- YOUR GOAL
Pull out each line of the data containing the string "tick". The match is case-sensitive.

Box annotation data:
>>

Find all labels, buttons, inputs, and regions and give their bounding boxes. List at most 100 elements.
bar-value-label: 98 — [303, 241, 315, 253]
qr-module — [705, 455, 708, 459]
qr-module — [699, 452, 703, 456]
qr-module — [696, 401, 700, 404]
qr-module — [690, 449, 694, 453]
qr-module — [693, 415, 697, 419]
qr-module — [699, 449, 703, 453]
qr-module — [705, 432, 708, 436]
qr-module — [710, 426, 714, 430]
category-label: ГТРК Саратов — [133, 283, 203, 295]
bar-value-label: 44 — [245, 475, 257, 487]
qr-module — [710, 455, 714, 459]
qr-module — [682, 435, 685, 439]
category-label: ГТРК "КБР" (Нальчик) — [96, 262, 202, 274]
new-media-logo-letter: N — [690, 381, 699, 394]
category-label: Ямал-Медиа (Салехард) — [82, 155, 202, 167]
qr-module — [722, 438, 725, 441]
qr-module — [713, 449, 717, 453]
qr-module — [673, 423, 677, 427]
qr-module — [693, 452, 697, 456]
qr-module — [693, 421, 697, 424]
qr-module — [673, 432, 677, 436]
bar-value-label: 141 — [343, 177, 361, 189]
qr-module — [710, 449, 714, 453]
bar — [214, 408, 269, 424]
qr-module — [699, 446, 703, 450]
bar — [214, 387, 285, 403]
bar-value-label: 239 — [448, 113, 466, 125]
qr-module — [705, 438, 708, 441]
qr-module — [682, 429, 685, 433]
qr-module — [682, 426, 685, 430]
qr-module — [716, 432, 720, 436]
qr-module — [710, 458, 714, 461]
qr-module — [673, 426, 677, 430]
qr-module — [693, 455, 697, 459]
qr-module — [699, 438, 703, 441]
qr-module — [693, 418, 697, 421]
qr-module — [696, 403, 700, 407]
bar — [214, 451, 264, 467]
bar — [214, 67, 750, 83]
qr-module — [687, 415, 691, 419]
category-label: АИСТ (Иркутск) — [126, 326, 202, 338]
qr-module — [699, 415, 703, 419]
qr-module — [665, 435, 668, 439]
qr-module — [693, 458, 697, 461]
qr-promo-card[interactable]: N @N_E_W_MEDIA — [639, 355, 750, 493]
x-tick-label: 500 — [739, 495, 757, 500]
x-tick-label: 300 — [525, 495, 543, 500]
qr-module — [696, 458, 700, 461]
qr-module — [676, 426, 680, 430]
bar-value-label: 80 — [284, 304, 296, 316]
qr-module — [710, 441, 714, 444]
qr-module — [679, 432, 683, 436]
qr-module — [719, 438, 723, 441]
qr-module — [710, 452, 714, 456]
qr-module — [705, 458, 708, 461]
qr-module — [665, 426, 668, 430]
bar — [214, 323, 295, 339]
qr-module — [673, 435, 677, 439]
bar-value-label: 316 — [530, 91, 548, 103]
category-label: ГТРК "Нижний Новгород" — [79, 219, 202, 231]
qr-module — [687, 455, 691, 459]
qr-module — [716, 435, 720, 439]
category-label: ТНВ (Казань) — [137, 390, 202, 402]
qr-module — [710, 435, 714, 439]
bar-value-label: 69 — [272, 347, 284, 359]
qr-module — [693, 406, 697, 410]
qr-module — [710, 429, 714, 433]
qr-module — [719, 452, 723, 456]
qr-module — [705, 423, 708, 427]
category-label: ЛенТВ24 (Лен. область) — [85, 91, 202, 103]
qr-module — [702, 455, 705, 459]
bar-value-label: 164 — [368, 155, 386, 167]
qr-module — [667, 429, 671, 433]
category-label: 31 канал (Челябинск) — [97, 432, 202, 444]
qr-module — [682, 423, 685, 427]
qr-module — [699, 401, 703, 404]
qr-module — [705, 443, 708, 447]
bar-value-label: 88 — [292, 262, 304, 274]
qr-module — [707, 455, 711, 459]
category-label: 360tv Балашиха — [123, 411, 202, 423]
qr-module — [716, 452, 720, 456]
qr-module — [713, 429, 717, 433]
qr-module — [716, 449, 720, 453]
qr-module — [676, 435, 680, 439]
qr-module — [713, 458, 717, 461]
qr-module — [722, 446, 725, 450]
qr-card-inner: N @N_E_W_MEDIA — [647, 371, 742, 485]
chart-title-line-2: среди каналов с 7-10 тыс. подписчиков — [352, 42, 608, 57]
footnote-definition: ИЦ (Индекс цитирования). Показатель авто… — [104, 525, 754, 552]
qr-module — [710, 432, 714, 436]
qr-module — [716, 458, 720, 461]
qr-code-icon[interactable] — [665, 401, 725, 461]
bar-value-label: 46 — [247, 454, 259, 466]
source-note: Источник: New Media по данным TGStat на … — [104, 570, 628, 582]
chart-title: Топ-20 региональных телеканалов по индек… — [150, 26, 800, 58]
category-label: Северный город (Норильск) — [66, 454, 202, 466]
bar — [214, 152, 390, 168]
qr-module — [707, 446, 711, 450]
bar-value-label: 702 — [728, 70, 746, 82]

<<

- COMPLETE RESPONSE
x-tick-label: 500 — [739, 495, 757, 500]
x-tick-label: 300 — [525, 495, 543, 500]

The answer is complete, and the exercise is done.